● **Instructions to follow**:
Find each line with the string "style" and copy it.

┄┄┄┄┄┄

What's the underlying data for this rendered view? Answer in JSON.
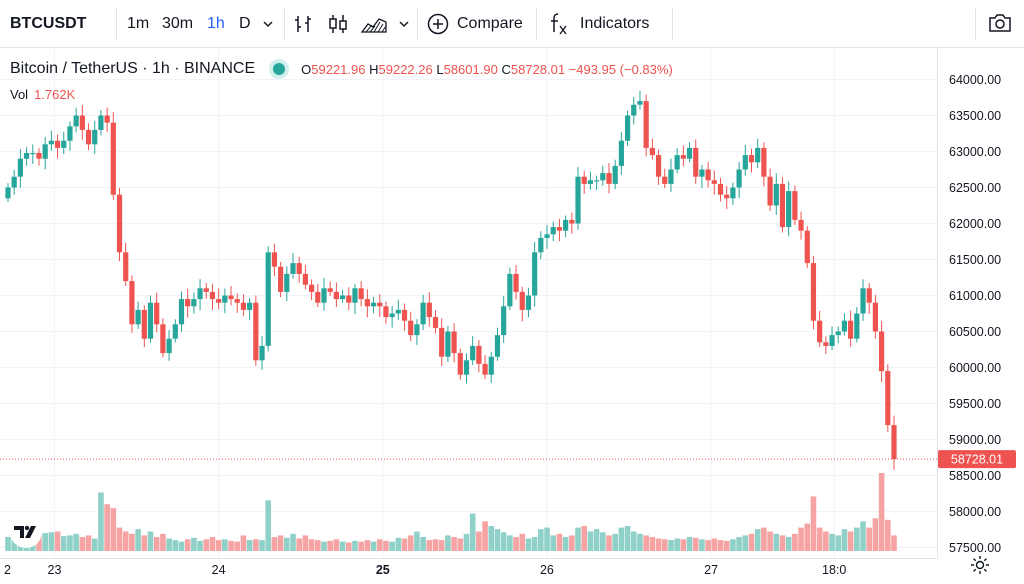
{
  "toolbar": {
    "symbol": "BTCUSDT",
    "intervals": [
      {
        "label": "1m",
        "active": false
      },
      {
        "label": "30m",
        "active": false
      },
      {
        "label": "1h",
        "active": true
      },
      {
        "label": "D",
        "active": false
      }
    ],
    "compare_label": "Compare",
    "indicators_label": "Indicators",
    "icons": [
      "chevron-down-icon",
      "bar-style-icon",
      "candle-style-icon",
      "area-style-icon",
      "chevron-down-icon",
      "plus-circle-icon",
      "fx-icon",
      "camera-icon"
    ]
  },
  "legend": {
    "title": "Bitcoin / TetherUS · 1h · BINANCE",
    "o_label": "O",
    "o": "59221.96",
    "h_label": "H",
    "h": "59222.26",
    "l_label": "L",
    "l": "58601.90",
    "c_label": "C",
    "c": "58728.01",
    "change": "−493.95 (−0.83%)",
    "vol_label": "Vol",
    "vol_value": "1.762K"
  },
  "colors": {
    "up": "#26a69a",
    "down": "#ef5350",
    "up_volume": "#8fd1c8",
    "down_volume": "#f5a3a3",
    "accent": "#2962ff",
    "grid": "#f0f3fa"
  },
  "price_marker": "58728.01",
  "chart_data": {
    "type": "candlestick",
    "y_ticks": [
      "64000.00",
      "63500.00",
      "63000.00",
      "62500.00",
      "62000.00",
      "61500.00",
      "61000.00",
      "60500.00",
      "60000.00",
      "59500.00",
      "59000.00",
      "58500.00",
      "58000.00",
      "57500.00"
    ],
    "ylim": [
      57400,
      64300
    ],
    "x_ticks": [
      "2",
      "23",
      "24",
      "25",
      "26",
      "27",
      "18:0"
    ],
    "x_tick_hours": [
      -17.5,
      6.5,
      30.5,
      54.5,
      78.5,
      102.5,
      120.5
    ],
    "x_tick_bold": [
      false,
      false,
      false,
      true,
      false,
      false,
      false
    ],
    "grid": true,
    "close_series": [
      62500,
      62650,
      62900,
      62980,
      62980,
      62900,
      63100,
      63150,
      63050,
      63150,
      63350,
      63500,
      63300,
      63100,
      63300,
      63500,
      63400,
      62400,
      61600,
      61200,
      60600,
      60800,
      60400,
      60900,
      60600,
      60200,
      60400,
      60600,
      60950,
      60850,
      60950,
      61100,
      61050,
      60950,
      60900,
      61000,
      60950,
      60900,
      60800,
      60900,
      60100,
      60300,
      61600,
      61400,
      61050,
      61300,
      61450,
      61300,
      61150,
      61050,
      60900,
      61100,
      61050,
      60950,
      61000,
      60900,
      61100,
      60950,
      60850,
      60900,
      60850,
      60700,
      60750,
      60800,
      60650,
      60450,
      60600,
      60900,
      60700,
      60550,
      60150,
      60500,
      60200,
      59900,
      60100,
      60300,
      60050,
      59900,
      60150,
      60450,
      60850,
      61300,
      61050,
      60800,
      61000,
      61600,
      61800,
      61850,
      61950,
      61900,
      62050,
      62000,
      62650,
      62550,
      62600,
      62600,
      62700,
      62550,
      62800,
      63150,
      63500,
      63650,
      63700,
      63050,
      62950,
      62650,
      62550,
      62750,
      62950,
      62900,
      63050,
      62650,
      62750,
      62600,
      62550,
      62400,
      62350,
      62500,
      62750,
      62950,
      62850,
      63050,
      62650,
      62250,
      62550,
      61950,
      62450,
      62050,
      61900,
      61450,
      60650,
      60350,
      60300,
      60450,
      60500,
      60650,
      60400,
      60750,
      61100,
      60900,
      60500,
      59950,
      59200,
      58728
    ],
    "volume_series": [
      0.18,
      0.15,
      0.22,
      0.2,
      0.17,
      0.21,
      0.23,
      0.24,
      0.25,
      0.19,
      0.2,
      0.22,
      0.18,
      0.2,
      0.16,
      0.75,
      0.6,
      0.55,
      0.3,
      0.25,
      0.22,
      0.28,
      0.2,
      0.25,
      0.18,
      0.22,
      0.16,
      0.14,
      0.12,
      0.15,
      0.17,
      0.13,
      0.15,
      0.18,
      0.14,
      0.15,
      0.13,
      0.12,
      0.2,
      0.14,
      0.15,
      0.14,
      0.65,
      0.18,
      0.2,
      0.17,
      0.22,
      0.16,
      0.2,
      0.15,
      0.14,
      0.12,
      0.13,
      0.15,
      0.12,
      0.11,
      0.13,
      0.12,
      0.14,
      0.12,
      0.15,
      0.13,
      0.12,
      0.17,
      0.16,
      0.2,
      0.25,
      0.18,
      0.14,
      0.15,
      0.14,
      0.2,
      0.18,
      0.16,
      0.22,
      0.48,
      0.25,
      0.38,
      0.32,
      0.28,
      0.24,
      0.2,
      0.18,
      0.22,
      0.16,
      0.18,
      0.28,
      0.3,
      0.2,
      0.22,
      0.18,
      0.2,
      0.3,
      0.32,
      0.25,
      0.28,
      0.24,
      0.2,
      0.22,
      0.3,
      0.32,
      0.25,
      0.22,
      0.2,
      0.18,
      0.16,
      0.15,
      0.14,
      0.16,
      0.15,
      0.18,
      0.17,
      0.15,
      0.14,
      0.16,
      0.14,
      0.13,
      0.15,
      0.18,
      0.2,
      0.22,
      0.28,
      0.3,
      0.25,
      0.22,
      0.2,
      0.18,
      0.22,
      0.3,
      0.35,
      0.7,
      0.3,
      0.25,
      0.22,
      0.2,
      0.28,
      0.25,
      0.3,
      0.38,
      0.3,
      0.42,
      1.0,
      0.4,
      0.2
    ]
  }
}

┄┄┄┄┄┄

● **Written response**:
      "bar-style-icon",
      "candle-style-icon",
      "area-style-icon",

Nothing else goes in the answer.